(Collection entries)

>> START

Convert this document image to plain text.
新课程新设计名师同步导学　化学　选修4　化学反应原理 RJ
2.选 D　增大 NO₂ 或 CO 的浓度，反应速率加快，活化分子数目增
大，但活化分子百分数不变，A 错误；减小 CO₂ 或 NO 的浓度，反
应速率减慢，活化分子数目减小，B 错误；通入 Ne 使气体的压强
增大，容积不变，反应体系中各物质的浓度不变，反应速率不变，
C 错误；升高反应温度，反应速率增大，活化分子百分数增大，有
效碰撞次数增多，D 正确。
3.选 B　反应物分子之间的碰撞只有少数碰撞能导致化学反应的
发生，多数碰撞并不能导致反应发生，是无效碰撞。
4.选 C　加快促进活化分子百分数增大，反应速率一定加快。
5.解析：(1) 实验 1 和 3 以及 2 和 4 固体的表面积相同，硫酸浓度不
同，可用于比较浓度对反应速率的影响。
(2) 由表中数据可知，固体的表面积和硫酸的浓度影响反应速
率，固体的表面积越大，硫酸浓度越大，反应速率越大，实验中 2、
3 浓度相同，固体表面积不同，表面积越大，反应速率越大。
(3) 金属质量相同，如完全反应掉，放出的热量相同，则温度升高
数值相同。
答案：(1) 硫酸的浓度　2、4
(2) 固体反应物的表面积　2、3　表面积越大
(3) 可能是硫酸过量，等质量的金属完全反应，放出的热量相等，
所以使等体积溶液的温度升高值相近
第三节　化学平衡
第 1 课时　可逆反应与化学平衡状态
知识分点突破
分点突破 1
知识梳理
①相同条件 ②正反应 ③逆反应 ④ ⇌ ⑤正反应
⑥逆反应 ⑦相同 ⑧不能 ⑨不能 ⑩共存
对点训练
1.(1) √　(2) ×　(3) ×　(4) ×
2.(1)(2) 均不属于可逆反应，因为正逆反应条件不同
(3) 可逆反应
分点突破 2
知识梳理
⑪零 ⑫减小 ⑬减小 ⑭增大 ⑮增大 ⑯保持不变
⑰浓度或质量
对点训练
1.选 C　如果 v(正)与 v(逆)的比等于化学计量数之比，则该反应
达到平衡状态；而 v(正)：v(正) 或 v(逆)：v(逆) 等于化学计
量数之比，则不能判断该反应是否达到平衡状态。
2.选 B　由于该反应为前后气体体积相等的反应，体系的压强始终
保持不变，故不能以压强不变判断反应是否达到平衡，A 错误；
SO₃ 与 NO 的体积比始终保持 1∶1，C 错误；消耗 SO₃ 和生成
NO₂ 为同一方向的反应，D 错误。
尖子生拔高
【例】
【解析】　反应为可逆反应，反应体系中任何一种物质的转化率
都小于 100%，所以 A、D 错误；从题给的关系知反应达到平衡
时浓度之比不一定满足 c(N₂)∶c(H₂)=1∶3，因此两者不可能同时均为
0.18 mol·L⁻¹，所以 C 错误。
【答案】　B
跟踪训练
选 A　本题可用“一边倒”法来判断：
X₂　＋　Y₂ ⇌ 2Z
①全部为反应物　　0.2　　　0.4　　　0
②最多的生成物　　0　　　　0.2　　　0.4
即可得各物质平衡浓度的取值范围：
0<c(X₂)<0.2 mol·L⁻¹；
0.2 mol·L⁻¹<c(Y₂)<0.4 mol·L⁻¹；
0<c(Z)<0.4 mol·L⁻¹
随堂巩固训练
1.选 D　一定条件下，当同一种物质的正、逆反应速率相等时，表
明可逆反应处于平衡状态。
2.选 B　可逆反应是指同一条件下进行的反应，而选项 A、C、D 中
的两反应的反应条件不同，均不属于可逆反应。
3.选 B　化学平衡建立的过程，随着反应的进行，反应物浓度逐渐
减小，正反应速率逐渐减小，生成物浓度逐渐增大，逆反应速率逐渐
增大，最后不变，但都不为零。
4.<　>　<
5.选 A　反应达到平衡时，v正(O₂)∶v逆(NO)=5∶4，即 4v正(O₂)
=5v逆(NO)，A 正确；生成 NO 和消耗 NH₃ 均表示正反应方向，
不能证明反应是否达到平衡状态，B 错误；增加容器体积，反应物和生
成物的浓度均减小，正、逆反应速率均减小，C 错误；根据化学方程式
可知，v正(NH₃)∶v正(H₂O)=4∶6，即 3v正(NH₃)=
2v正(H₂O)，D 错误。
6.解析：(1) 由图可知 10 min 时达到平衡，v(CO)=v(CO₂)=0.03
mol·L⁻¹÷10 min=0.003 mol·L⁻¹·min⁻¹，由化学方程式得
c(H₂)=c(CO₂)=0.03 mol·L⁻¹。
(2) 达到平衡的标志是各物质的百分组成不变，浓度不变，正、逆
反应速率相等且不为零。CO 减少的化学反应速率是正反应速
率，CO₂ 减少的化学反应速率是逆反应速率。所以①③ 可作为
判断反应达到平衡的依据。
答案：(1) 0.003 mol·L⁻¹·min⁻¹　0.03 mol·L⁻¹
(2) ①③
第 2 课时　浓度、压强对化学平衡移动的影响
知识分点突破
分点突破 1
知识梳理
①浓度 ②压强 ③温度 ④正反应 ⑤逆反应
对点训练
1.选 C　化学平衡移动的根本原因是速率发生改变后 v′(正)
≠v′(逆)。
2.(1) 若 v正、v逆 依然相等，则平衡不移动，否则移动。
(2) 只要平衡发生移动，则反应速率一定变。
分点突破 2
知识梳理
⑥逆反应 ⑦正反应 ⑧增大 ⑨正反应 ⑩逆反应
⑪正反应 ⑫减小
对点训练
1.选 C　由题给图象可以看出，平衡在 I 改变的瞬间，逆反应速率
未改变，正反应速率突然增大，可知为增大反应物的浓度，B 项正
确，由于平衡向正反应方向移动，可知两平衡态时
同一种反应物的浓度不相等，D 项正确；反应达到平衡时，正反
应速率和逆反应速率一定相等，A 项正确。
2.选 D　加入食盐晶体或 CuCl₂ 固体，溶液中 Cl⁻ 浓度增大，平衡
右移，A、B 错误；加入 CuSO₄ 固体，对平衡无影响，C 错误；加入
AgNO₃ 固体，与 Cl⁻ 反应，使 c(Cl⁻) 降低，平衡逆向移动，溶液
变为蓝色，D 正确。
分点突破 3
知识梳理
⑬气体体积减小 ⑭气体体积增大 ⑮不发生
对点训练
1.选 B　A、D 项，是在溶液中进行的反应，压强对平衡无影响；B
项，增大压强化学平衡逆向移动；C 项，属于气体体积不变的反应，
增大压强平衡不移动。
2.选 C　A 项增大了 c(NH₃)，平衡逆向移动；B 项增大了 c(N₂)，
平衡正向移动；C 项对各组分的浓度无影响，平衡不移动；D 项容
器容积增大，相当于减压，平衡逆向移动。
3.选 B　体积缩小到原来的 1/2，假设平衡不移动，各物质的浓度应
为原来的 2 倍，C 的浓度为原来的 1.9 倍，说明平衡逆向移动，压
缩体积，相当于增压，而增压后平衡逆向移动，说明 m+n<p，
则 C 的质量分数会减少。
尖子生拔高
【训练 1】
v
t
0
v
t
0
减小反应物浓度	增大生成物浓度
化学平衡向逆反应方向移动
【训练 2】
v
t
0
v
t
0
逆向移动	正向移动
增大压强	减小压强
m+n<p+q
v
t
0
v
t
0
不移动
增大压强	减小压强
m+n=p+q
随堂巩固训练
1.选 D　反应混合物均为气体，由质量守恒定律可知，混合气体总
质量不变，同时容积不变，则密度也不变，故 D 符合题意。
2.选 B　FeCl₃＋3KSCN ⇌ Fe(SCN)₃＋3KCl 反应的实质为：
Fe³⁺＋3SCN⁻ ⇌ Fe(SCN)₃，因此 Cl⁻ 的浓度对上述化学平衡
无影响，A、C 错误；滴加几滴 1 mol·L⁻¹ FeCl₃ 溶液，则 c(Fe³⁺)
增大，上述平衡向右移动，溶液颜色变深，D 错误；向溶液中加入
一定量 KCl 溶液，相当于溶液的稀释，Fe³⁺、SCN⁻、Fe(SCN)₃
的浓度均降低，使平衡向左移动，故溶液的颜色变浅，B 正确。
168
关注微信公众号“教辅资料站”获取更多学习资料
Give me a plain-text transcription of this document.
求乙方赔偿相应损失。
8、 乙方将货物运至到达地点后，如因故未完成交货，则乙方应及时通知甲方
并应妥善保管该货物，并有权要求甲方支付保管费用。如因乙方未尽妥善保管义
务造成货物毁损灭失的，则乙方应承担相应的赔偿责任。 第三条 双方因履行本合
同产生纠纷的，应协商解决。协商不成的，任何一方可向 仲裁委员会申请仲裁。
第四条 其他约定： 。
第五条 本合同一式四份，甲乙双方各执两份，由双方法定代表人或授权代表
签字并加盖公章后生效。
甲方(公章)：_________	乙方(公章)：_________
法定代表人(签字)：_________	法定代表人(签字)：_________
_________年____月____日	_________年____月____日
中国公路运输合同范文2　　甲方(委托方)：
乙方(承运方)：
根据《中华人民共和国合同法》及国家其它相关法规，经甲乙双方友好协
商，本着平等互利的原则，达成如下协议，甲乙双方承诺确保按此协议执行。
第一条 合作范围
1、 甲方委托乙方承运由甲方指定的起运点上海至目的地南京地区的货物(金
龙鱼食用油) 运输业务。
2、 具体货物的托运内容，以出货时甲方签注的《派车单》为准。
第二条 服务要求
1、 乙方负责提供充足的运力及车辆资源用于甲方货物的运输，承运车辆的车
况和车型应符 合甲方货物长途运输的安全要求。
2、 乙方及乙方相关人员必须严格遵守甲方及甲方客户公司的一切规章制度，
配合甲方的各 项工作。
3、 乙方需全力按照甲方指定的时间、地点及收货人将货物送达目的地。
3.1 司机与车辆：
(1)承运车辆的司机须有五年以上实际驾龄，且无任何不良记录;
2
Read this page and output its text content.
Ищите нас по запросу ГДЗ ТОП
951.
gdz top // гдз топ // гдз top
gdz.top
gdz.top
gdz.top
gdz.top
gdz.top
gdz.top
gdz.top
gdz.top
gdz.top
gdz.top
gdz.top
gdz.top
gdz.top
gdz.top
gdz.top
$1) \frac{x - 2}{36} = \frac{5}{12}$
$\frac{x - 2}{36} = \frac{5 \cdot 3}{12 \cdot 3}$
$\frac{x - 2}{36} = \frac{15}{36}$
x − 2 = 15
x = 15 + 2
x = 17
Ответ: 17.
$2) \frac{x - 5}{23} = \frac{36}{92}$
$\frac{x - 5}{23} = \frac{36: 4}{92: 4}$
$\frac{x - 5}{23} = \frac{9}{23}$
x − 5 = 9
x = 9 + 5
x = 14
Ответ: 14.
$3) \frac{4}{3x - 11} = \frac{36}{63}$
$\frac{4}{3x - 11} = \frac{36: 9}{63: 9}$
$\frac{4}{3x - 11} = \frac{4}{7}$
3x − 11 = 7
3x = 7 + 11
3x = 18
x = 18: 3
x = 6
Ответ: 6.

>> END

> [Set problem]:
Each line above that holds the string "frac" should be copied and shown.

> [Response]:
$1) \frac{x - 2}{36} = \frac{5}{12}$
$\frac{x - 2}{36} = \frac{5 \cdot 3}{12 \cdot 3}$
$\frac{x - 2}{36} = \frac{15}{36}$
$2) \frac{x - 5}{23} = \frac{36}{92}$
$\frac{x - 5}{23} = \frac{36: 4}{92: 4}$
$\frac{x - 5}{23} = \frac{9}{23}$
$3) \frac{4}{3x - 11} = \frac{36}{63}$
$\frac{4}{3x - 11} = \frac{36: 9}{63: 9}$
$\frac{4}{3x - 11} = \frac{4}{7}$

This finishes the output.